**Task:** Rewrite the records, changing every "scroll-down-icon" to "scroll-down-arrow" and leaving everything else as it is.

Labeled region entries

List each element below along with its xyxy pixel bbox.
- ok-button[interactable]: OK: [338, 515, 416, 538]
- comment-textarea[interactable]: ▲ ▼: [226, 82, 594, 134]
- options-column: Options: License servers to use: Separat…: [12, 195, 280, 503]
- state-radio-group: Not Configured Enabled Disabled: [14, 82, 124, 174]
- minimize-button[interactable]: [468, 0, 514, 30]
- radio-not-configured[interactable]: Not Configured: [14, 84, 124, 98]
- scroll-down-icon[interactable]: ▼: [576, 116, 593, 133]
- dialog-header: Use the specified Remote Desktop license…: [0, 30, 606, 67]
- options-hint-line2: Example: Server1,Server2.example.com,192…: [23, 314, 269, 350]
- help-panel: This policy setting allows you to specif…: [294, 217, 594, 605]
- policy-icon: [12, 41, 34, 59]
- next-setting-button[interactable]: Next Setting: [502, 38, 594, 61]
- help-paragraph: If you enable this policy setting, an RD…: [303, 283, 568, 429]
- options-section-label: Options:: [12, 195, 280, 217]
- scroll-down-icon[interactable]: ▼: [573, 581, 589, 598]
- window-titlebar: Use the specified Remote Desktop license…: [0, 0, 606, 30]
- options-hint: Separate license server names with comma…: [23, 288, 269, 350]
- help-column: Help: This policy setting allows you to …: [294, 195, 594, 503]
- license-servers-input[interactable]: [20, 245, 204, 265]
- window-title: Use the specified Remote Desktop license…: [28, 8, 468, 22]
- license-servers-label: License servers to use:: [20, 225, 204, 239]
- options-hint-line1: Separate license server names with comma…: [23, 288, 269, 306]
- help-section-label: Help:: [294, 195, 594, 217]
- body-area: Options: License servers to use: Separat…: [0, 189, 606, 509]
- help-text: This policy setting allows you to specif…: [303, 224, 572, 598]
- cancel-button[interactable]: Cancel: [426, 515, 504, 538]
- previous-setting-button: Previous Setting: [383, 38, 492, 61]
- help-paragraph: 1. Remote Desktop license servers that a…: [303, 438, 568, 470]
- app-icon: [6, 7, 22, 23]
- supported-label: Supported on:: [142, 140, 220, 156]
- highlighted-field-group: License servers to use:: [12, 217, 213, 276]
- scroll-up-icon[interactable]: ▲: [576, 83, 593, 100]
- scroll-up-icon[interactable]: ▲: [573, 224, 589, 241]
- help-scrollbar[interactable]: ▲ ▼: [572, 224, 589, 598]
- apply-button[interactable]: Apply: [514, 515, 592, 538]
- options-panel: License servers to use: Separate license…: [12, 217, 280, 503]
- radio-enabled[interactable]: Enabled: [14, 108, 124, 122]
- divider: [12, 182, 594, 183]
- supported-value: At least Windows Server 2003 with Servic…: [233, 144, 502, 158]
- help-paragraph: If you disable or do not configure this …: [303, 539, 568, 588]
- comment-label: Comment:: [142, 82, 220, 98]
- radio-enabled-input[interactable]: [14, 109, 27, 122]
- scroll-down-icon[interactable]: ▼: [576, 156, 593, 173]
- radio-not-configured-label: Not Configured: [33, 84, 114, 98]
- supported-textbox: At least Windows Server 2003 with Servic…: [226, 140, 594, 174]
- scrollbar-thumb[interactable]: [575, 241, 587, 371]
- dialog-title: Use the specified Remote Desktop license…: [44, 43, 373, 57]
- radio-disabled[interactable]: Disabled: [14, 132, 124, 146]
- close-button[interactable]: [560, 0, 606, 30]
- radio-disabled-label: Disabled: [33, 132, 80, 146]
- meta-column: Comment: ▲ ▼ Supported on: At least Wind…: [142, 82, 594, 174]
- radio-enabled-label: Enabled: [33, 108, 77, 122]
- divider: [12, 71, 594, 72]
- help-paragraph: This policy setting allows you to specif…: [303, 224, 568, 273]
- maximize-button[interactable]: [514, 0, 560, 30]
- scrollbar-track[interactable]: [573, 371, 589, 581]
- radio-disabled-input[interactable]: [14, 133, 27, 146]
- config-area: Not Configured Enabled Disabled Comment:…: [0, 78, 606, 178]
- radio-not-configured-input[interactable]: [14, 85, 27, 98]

**Exercise solution:**
List each element below along with its xyxy pixel bbox.
- ok-button[interactable]: OK: [338, 515, 416, 538]
- comment-textarea[interactable]: ▲ ▼: [226, 82, 594, 134]
- options-column: Options: License servers to use: Separat…: [12, 195, 280, 503]
- state-radio-group: Not Configured Enabled Disabled: [14, 82, 124, 174]
- minimize-button[interactable]: [468, 0, 514, 30]
- radio-not-configured[interactable]: Not Configured: [14, 84, 124, 98]
- scroll-down-arrow[interactable]: ▼: [576, 116, 593, 133]
- dialog-header: Use the specified Remote Desktop license…: [0, 30, 606, 67]
- options-hint-line2: Example: Server1,Server2.example.com,192…: [23, 314, 269, 350]
- help-panel: This policy setting allows you to specif…: [294, 217, 594, 605]
- policy-icon: [12, 41, 34, 59]
- next-setting-button[interactable]: Next Setting: [502, 38, 594, 61]
- help-paragraph: If you enable this policy setting, an RD…: [303, 283, 568, 429]
- options-section-label: Options:: [12, 195, 280, 217]
- scroll-down-arrow[interactable]: ▼: [573, 581, 589, 598]
- window-titlebar: Use the specified Remote Desktop license…: [0, 0, 606, 30]
- options-hint: Separate license server names with comma…: [23, 288, 269, 350]
- help-column: Help: This policy setting allows you to …: [294, 195, 594, 503]
- license-servers-input[interactable]: [20, 245, 204, 265]
- window-title: Use the specified Remote Desktop license…: [28, 8, 468, 22]
- license-servers-label: License servers to use:: [20, 225, 204, 239]
- options-hint-line1: Separate license server names with comma…: [23, 288, 269, 306]
- help-section-label: Help:: [294, 195, 594, 217]
- body-area: Options: License servers to use: Separat…: [0, 189, 606, 509]
- help-text: This policy setting allows you to specif…: [303, 224, 572, 598]
- cancel-button[interactable]: Cancel: [426, 515, 504, 538]
- previous-setting-button: Previous Setting: [383, 38, 492, 61]
- help-paragraph: 1. Remote Desktop license servers that a…: [303, 438, 568, 470]
- app-icon: [6, 7, 22, 23]
- supported-label: Supported on:: [142, 140, 220, 156]
- highlighted-field-group: License servers to use:: [12, 217, 213, 276]
- scroll-up-icon[interactable]: ▲: [576, 83, 593, 100]
- scroll-up-icon[interactable]: ▲: [573, 224, 589, 241]
- help-scrollbar[interactable]: ▲ ▼: [572, 224, 589, 598]
- apply-button[interactable]: Apply: [514, 515, 592, 538]
- options-panel: License servers to use: Separate license…: [12, 217, 280, 503]
- radio-enabled[interactable]: Enabled: [14, 108, 124, 122]
- divider: [12, 182, 594, 183]
- supported-value: At least Windows Server 2003 with Servic…: [233, 144, 502, 158]
- help-paragraph: If you disable or do not configure this …: [303, 539, 568, 588]
- comment-label: Comment:: [142, 82, 220, 98]
- radio-enabled-input[interactable]: [14, 109, 27, 122]
- scroll-down-arrow[interactable]: ▼: [576, 156, 593, 173]
- radio-not-configured-label: Not Configured: [33, 84, 114, 98]
- supported-textbox: At least Windows Server 2003 with Servic…: [226, 140, 594, 174]
- scrollbar-thumb[interactable]: [575, 241, 587, 371]
- dialog-title: Use the specified Remote Desktop license…: [44, 43, 373, 57]
- radio-disabled[interactable]: Disabled: [14, 132, 124, 146]
- close-button[interactable]: [560, 0, 606, 30]
- radio-disabled-label: Disabled: [33, 132, 80, 146]
- meta-column: Comment: ▲ ▼ Supported on: At least Wind…: [142, 82, 594, 174]
- radio-enabled-label: Enabled: [33, 108, 77, 122]
- divider: [12, 71, 594, 72]
- help-paragraph: This policy setting allows you to specif…: [303, 224, 568, 273]
- maximize-button[interactable]: [514, 0, 560, 30]
- scrollbar-track[interactable]: [573, 371, 589, 581]
- radio-disabled-input[interactable]: [14, 133, 27, 146]
- config-area: Not Configured Enabled Disabled Comment:…: [0, 78, 606, 178]
- radio-not-configured-input[interactable]: [14, 85, 27, 98]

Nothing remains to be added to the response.